[AIM]: Filter the listing below, copying every line in which the word "title" appears.

[DATASET ENTRIES]:

------------

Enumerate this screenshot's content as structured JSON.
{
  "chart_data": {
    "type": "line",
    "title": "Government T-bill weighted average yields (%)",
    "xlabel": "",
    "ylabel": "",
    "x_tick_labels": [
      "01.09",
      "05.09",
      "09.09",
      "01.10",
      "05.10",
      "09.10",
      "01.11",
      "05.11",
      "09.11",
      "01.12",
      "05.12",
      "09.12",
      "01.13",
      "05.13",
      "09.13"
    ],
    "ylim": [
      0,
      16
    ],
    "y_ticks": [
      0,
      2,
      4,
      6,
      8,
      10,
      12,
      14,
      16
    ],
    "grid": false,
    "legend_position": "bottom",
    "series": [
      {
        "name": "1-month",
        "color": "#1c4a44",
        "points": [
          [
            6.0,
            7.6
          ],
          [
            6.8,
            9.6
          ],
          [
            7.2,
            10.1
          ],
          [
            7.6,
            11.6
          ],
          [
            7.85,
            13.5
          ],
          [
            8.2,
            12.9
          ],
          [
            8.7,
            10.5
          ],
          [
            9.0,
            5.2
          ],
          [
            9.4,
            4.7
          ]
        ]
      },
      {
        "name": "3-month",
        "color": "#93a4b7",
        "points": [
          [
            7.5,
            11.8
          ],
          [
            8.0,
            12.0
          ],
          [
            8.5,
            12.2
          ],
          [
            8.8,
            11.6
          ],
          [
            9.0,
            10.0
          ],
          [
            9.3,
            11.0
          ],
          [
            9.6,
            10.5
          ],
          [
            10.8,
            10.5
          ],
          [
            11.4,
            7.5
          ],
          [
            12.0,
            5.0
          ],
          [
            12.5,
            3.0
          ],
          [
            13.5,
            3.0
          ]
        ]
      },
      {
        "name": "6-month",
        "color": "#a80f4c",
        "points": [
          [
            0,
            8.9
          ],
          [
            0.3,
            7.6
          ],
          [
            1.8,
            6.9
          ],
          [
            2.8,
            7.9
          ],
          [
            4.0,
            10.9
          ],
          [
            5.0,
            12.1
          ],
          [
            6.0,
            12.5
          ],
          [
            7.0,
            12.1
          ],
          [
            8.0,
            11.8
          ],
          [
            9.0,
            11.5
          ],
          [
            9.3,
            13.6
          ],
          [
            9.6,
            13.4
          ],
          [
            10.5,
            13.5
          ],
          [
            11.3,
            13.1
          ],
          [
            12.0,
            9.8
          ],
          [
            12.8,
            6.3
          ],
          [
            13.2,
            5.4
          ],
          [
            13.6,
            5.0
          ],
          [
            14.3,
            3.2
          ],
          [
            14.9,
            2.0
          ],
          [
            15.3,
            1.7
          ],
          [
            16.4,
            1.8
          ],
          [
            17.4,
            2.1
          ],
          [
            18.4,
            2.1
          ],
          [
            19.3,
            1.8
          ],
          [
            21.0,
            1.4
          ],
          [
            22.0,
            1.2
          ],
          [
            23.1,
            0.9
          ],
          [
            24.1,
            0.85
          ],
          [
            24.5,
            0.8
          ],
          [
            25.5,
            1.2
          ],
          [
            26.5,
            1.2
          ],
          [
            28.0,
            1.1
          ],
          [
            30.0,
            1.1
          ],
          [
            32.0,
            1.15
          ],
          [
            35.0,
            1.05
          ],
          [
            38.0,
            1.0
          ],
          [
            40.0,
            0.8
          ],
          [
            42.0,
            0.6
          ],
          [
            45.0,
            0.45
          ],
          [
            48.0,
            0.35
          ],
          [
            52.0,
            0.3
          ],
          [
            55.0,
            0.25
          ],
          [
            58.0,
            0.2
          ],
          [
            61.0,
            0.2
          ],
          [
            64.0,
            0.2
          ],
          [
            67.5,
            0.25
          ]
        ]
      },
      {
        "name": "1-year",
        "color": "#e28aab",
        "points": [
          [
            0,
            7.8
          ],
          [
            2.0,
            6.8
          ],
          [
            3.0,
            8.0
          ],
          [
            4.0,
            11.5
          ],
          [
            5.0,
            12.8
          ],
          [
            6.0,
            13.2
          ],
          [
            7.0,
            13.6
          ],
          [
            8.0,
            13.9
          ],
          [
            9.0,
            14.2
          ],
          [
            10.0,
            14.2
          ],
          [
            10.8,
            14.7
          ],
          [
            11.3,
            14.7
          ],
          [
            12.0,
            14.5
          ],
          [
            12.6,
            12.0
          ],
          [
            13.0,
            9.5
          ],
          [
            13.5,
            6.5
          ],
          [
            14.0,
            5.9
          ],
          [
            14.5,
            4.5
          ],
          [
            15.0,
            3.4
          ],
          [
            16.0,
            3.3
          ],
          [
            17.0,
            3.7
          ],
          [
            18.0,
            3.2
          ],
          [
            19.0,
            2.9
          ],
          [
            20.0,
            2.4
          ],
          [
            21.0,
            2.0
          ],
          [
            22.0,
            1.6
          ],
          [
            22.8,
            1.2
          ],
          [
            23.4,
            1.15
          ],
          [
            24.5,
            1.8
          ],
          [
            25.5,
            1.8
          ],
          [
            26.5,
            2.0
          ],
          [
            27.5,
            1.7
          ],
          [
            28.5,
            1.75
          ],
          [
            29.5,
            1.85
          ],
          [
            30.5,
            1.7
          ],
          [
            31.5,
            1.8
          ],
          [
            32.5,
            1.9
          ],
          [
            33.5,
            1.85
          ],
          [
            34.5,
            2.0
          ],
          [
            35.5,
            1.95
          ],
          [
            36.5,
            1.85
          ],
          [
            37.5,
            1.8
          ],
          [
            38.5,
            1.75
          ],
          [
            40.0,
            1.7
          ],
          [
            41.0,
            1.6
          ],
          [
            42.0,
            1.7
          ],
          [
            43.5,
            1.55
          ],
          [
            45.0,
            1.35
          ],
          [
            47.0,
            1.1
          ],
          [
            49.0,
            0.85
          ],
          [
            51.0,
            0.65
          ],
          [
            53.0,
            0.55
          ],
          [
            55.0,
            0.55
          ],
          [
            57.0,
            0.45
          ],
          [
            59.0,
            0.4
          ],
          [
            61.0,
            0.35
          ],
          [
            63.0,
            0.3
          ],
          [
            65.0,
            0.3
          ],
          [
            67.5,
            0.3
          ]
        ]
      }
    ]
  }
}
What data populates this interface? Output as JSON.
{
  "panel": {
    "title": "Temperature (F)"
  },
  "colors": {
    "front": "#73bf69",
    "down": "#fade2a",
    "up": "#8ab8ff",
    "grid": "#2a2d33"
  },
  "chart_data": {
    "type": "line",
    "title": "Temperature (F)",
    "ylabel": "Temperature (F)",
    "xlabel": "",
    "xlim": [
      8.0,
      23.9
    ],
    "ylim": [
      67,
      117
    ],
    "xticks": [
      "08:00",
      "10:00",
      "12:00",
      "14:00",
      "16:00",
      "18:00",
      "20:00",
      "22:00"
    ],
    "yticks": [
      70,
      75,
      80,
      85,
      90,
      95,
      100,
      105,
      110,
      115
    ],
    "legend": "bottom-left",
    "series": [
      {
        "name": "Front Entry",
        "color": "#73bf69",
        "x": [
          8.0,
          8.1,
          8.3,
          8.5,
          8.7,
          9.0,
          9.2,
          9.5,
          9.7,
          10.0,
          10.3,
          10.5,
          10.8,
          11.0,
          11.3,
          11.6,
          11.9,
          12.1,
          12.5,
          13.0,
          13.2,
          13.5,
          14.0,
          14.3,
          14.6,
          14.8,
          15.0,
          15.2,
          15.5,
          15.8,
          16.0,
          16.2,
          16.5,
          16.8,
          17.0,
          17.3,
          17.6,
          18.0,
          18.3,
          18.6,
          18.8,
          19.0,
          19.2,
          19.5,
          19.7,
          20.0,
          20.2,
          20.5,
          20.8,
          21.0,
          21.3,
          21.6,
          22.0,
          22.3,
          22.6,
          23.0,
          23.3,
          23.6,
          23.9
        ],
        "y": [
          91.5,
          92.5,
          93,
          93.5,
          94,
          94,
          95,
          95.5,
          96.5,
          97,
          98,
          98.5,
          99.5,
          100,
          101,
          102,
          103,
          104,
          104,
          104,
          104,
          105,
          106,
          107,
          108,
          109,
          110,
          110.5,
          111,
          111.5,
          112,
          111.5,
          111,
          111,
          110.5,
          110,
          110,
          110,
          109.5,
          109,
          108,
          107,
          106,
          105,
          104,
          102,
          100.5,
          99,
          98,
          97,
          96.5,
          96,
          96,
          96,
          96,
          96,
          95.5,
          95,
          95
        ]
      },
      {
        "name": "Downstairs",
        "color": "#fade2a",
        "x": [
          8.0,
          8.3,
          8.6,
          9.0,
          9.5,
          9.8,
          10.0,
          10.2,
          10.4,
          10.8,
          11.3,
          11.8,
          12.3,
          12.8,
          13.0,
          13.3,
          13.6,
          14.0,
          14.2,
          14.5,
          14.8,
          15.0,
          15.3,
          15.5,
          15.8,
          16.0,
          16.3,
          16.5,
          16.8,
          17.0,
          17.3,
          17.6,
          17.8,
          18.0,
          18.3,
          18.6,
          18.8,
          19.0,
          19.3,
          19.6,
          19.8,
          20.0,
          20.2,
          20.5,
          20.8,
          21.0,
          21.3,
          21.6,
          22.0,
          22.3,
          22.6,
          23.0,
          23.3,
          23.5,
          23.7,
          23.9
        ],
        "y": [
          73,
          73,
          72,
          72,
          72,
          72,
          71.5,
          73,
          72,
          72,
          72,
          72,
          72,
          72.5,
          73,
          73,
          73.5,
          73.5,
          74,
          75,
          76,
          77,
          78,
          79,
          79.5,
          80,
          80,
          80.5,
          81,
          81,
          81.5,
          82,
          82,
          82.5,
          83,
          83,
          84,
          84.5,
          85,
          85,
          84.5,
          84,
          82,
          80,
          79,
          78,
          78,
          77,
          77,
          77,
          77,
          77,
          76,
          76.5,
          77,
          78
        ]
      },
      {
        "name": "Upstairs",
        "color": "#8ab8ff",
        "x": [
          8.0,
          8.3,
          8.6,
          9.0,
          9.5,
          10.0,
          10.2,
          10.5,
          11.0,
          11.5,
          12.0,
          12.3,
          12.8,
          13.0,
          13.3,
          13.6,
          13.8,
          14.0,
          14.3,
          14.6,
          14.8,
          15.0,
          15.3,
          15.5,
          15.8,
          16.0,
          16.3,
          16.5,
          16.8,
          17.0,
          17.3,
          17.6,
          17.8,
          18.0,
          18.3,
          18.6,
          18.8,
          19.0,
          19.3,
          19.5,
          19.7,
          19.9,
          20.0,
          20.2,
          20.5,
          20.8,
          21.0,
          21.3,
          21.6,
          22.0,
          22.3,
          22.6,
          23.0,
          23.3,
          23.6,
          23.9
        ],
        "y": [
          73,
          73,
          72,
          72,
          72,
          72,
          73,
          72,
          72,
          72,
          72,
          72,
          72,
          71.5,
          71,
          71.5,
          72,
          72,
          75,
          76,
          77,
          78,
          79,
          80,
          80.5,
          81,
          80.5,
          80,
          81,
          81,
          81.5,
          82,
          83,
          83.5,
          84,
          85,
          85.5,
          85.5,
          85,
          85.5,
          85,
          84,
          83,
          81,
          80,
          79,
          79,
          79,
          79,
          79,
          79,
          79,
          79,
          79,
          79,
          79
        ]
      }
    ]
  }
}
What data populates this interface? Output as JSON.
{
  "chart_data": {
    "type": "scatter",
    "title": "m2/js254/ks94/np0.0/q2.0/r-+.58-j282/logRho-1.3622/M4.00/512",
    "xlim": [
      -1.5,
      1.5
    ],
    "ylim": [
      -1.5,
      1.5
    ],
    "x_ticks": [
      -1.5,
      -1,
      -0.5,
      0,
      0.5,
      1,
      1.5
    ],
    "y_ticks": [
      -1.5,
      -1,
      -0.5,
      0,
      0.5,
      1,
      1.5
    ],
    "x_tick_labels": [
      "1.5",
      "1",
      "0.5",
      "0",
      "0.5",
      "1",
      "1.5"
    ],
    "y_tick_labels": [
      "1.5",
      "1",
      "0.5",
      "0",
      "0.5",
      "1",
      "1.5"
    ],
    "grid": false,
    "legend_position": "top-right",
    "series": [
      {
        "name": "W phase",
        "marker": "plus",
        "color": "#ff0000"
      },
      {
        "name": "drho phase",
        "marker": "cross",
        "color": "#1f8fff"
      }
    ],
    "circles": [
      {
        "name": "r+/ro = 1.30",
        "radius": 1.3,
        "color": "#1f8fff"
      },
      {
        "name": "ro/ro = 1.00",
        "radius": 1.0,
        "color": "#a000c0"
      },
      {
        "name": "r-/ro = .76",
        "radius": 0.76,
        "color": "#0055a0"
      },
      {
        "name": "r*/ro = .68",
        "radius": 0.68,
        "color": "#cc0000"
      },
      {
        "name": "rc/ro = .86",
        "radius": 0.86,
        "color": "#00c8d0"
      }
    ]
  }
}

------------

[CORRECT RESULT]:
    "title": "Government T-bill weighted average yields (%)",
    "title": "Temperature (F)"
    "title": "Temperature (F)",
    "title": "m2/js254/ks94/np0.0/q2.0/r-+.58-j282/logRho-1.3622/M4.00/512",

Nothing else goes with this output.